REQUIREMENTS -
Repeat the whole listing below, word for word.

SUPPLIED DATA -

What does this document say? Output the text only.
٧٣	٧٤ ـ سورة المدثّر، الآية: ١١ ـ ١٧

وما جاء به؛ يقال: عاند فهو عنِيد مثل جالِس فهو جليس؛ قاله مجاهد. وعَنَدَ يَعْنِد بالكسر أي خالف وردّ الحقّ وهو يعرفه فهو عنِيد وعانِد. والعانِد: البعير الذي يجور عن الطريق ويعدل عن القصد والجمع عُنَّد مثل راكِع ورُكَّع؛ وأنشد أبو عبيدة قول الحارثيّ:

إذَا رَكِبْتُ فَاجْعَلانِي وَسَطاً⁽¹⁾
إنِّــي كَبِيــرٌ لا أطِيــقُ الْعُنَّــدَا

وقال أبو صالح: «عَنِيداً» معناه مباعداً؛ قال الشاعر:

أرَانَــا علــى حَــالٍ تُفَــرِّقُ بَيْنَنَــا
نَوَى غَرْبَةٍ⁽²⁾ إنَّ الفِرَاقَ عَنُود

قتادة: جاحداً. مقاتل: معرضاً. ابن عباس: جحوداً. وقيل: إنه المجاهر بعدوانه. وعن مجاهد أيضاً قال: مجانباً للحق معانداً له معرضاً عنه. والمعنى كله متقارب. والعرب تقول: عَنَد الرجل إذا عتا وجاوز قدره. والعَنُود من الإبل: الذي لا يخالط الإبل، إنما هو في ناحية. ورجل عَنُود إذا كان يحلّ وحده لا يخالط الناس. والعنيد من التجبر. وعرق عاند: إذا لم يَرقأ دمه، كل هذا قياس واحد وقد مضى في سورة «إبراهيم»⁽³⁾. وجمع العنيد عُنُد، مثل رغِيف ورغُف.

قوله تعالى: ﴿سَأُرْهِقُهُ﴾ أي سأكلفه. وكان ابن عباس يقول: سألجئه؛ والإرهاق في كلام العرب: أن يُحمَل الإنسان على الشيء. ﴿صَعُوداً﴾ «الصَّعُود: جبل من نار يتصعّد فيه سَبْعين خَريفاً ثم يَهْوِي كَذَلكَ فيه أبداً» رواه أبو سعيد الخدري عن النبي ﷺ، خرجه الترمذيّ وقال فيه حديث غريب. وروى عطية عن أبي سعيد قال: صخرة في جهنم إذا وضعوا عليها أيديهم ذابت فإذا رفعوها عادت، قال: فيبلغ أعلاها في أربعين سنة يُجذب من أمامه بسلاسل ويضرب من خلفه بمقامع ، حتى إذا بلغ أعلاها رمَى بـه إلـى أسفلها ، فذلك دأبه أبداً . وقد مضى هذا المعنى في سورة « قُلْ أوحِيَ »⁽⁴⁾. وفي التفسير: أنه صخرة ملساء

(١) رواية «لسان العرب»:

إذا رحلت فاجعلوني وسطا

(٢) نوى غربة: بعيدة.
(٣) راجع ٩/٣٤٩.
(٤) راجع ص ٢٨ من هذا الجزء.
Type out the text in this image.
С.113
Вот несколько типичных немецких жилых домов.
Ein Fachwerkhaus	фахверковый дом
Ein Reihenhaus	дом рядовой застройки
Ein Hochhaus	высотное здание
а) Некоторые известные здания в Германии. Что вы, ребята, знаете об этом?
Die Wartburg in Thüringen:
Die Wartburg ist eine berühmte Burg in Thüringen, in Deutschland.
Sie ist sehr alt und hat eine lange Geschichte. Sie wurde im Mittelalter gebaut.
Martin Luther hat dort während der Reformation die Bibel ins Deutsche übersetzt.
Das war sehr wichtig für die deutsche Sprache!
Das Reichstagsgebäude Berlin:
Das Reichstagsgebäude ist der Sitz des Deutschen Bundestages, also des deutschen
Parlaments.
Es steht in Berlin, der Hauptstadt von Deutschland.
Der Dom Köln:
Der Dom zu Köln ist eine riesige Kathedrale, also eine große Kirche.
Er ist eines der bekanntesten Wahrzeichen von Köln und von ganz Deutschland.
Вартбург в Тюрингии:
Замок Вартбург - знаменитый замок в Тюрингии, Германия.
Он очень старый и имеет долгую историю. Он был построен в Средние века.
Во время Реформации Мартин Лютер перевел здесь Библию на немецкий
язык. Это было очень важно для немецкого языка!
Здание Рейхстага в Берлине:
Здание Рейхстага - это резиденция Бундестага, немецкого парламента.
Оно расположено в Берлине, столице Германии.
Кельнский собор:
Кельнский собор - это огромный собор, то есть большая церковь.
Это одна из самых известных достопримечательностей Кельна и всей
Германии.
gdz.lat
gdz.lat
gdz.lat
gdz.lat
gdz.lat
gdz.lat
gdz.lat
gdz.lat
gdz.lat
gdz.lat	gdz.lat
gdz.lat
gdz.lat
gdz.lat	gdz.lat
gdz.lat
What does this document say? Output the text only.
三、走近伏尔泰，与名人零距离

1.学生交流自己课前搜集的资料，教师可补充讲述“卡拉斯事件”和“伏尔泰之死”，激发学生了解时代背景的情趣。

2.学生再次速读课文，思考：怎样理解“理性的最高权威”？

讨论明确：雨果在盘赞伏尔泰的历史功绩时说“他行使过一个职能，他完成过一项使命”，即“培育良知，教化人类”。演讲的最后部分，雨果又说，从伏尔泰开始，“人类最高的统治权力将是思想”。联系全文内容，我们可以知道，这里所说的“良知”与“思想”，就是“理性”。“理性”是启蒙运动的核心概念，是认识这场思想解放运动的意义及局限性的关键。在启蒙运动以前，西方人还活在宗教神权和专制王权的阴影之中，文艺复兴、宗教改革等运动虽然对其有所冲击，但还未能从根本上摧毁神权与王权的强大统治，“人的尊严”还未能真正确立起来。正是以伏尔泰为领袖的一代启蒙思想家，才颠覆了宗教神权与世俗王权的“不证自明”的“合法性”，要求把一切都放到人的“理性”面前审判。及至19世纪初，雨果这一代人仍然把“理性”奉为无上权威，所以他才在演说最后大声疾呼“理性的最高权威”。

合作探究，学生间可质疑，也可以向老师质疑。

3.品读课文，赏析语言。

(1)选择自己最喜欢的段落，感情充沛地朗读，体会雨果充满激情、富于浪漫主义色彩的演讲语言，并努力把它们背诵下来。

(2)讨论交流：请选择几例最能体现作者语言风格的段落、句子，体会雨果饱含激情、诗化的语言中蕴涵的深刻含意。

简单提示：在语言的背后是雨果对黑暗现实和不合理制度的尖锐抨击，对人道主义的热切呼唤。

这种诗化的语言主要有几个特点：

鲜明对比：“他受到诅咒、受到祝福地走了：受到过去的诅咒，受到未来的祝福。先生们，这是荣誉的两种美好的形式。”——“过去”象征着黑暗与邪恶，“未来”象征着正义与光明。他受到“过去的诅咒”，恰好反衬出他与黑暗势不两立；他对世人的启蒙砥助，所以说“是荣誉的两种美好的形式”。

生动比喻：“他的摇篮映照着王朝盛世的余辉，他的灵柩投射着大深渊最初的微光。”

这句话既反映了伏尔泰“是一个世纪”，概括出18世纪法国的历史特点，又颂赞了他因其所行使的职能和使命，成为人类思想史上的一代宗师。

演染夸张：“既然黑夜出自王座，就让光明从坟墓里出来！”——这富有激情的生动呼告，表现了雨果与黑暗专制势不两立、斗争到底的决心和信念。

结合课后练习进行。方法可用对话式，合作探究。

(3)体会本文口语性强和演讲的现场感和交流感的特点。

REPLY -
What does this document say? Output the text only.
٧٣	٧٤ ـ سورة المدثّر، الآية: ١١ ـ ١٧

وما جاء به؛ يقال: عاند فهو عنِيد مثل جالِس فهو جليس؛ قاله مجاهد. وعَنَدَ يَعْنِد بالكسر أي خالف وردّ الحقّ وهو يعرفه فهو عنِيد وعانِد. والعانِد: البعير الذي يجور عن الطريق ويعدل عن القصد والجمع عُنَّد مثل راكِع ورُكَّع؛ وأنشد أبو عبيدة قول الحارثيّ:

إذَا رَكِبْتُ فَاجْعَلانِي وَسَطاً⁽¹⁾
إنِّــي كَبِيــرٌ لا أطِيــقُ الْعُنَّــدَا

وقال أبو صالح: «عَنِيداً» معناه مباعداً؛ قال الشاعر:

أرَانَــا علــى حَــالٍ تُفَــرِّقُ بَيْنَنَــا
نَوَى غَرْبَةٍ⁽²⁾ إنَّ الفِرَاقَ عَنُود

قتادة: جاحداً. مقاتل: معرضاً. ابن عباس: جحوداً. وقيل: إنه المجاهر بعدوانه. وعن مجاهد أيضاً قال: مجانباً للحق معانداً له معرضاً عنه. والمعنى كله متقارب. والعرب تقول: عَنَد الرجل إذا عتا وجاوز قدره. والعَنُود من الإبل: الذي لا يخالط الإبل، إنما هو في ناحية. ورجل عَنُود إذا كان يحلّ وحده لا يخالط الناس. والعنيد من التجبر. وعرق عاند: إذا لم يَرقأ دمه، كل هذا قياس واحد وقد مضى في سورة «إبراهيم»⁽³⁾. وجمع العنيد عُنُد، مثل رغِيف ورغُف.

قوله تعالى: ﴿سَأُرْهِقُهُ﴾ أي سأكلفه. وكان ابن عباس يقول: سألجئه؛ والإرهاق في كلام العرب: أن يُحمَل الإنسان على الشيء. ﴿صَعُوداً﴾ «الصَّعُود: جبل من نار يتصعّد فيه سَبْعين خَريفاً ثم يَهْوِي كَذَلكَ فيه أبداً» رواه أبو سعيد الخدري عن النبي ﷺ، خرجه الترمذيّ وقال فيه حديث غريب. وروى عطية عن أبي سعيد قال: صخرة في جهنم إذا وضعوا عليها أيديهم ذابت فإذا رفعوها عادت، قال: فيبلغ أعلاها في أربعين سنة يُجذب من أمامه بسلاسل ويضرب من خلفه بمقامع ، حتى إذا بلغ أعلاها رمَى بـه إلـى أسفلها ، فذلك دأبه أبداً . وقد مضى هذا المعنى في سورة « قُلْ أوحِيَ »⁽⁴⁾. وفي التفسير: أنه صخرة ملساء

(١) رواية «لسان العرب»:

إذا رحلت فاجعلوني وسطا

(٢) نوى غربة: بعيدة.
(٣) راجع ٩/٣٤٩.
(٤) راجع ص ٢٨ من هذا الجزء.
Type out the text in this image.
С.113
Вот несколько типичных немецких жилых домов.
Ein Fachwerkhaus	фахверковый дом
Ein Reihenhaus	дом рядовой застройки
Ein Hochhaus	высотное здание
а) Некоторые известные здания в Германии. Что вы, ребята, знаете об этом?
Die Wartburg in Thüringen:
Die Wartburg ist eine berühmte Burg in Thüringen, in Deutschland.
Sie ist sehr alt und hat eine lange Geschichte. Sie wurde im Mittelalter gebaut.
Martin Luther hat dort während der Reformation die Bibel ins Deutsche übersetzt.
Das war sehr wichtig für die deutsche Sprache!
Das Reichstagsgebäude Berlin:
Das Reichstagsgebäude ist der Sitz des Deutschen Bundestages, also des deutschen
Parlaments.
Es steht in Berlin, der Hauptstadt von Deutschland.
Der Dom Köln:
Der Dom zu Köln ist eine riesige Kathedrale, also eine große Kirche.
Er ist eines der bekanntesten Wahrzeichen von Köln und von ganz Deutschland.
Вартбург в Тюрингии:
Замок Вартбург - знаменитый замок в Тюрингии, Германия.
Он очень старый и имеет долгую историю. Он был построен в Средние века.
Во время Реформации Мартин Лютер перевел здесь Библию на немецкий
язык. Это было очень важно для немецкого языка!
Здание Рейхстага в Берлине:
Здание Рейхстага - это резиденция Бундестага, немецкого парламента.
Оно расположено в Берлине, столице Германии.
Кельнский собор:
Кельнский собор - это огромный собор, то есть большая церковь.
Это одна из самых известных достопримечательностей Кельна и всей
Германии.
gdz.lat
gdz.lat
gdz.lat
gdz.lat
gdz.lat
gdz.lat
gdz.lat
gdz.lat
gdz.lat
gdz.lat	gdz.lat
gdz.lat
gdz.lat
gdz.lat	gdz.lat
gdz.lat
What does this document say? Output the text only.
三、走近伏尔泰，与名人零距离

1.学生交流自己课前搜集的资料，教师可补充讲述“卡拉斯事件”和“伏尔泰之死”，激发学生了解时代背景的情趣。

2.学生再次速读课文，思考：怎样理解“理性的最高权威”？

讨论明确：雨果在盘赞伏尔泰的历史功绩时说“他行使过一个职能，他完成过一项使命”，即“培育良知，教化人类”。演讲的最后部分，雨果又说，从伏尔泰开始，“人类最高的统治权力将是思想”。联系全文内容，我们可以知道，这里所说的“良知”与“思想”，就是“理性”。“理性”是启蒙运动的核心概念，是认识这场思想解放运动的意义及局限性的关键。在启蒙运动以前，西方人还活在宗教神权和专制王权的阴影之中，文艺复兴、宗教改革等运动虽然对其有所冲击，但还未能从根本上摧毁神权与王权的强大统治，“人的尊严”还未能真正确立起来。正是以伏尔泰为领袖的一代启蒙思想家，才颠覆了宗教神权与世俗王权的“不证自明”的“合法性”，要求把一切都放到人的“理性”面前审判。及至19世纪初，雨果这一代人仍然把“理性”奉为无上权威，所以他才在演说最后大声疾呼“理性的最高权威”。

合作探究，学生间可质疑，也可以向老师质疑。

3.品读课文，赏析语言。

(1)选择自己最喜欢的段落，感情充沛地朗读，体会雨果充满激情、富于浪漫主义色彩的演讲语言，并努力把它们背诵下来。

(2)讨论交流：请选择几例最能体现作者语言风格的段落、句子，体会雨果饱含激情、诗化的语言中蕴涵的深刻含意。

简单提示：在语言的背后是雨果对黑暗现实和不合理制度的尖锐抨击，对人道主义的热切呼唤。

这种诗化的语言主要有几个特点：

鲜明对比：“他受到诅咒、受到祝福地走了：受到过去的诅咒，受到未来的祝福。先生们，这是荣誉的两种美好的形式。”——“过去”象征着黑暗与邪恶，“未来”象征着正义与光明。他受到“过去的诅咒”，恰好反衬出他与黑暗势不两立；他对世人的启蒙砥助，所以说“是荣誉的两种美好的形式”。

生动比喻：“他的摇篮映照着王朝盛世的余辉，他的灵柩投射着大深渊最初的微光。”

这句话既反映了伏尔泰“是一个世纪”，概括出18世纪法国的历史特点，又颂赞了他因其所行使的职能和使命，成为人类思想史上的一代宗师。

演染夸张：“既然黑夜出自王座，就让光明从坟墓里出来！”——这富有激情的生动呼告，表现了雨果与黑暗专制势不两立、斗争到底的决心和信念。

结合课后练习进行。方法可用对话式，合作探究。

(3)体会本文口语性强和演讲的现场感和交流感的特点。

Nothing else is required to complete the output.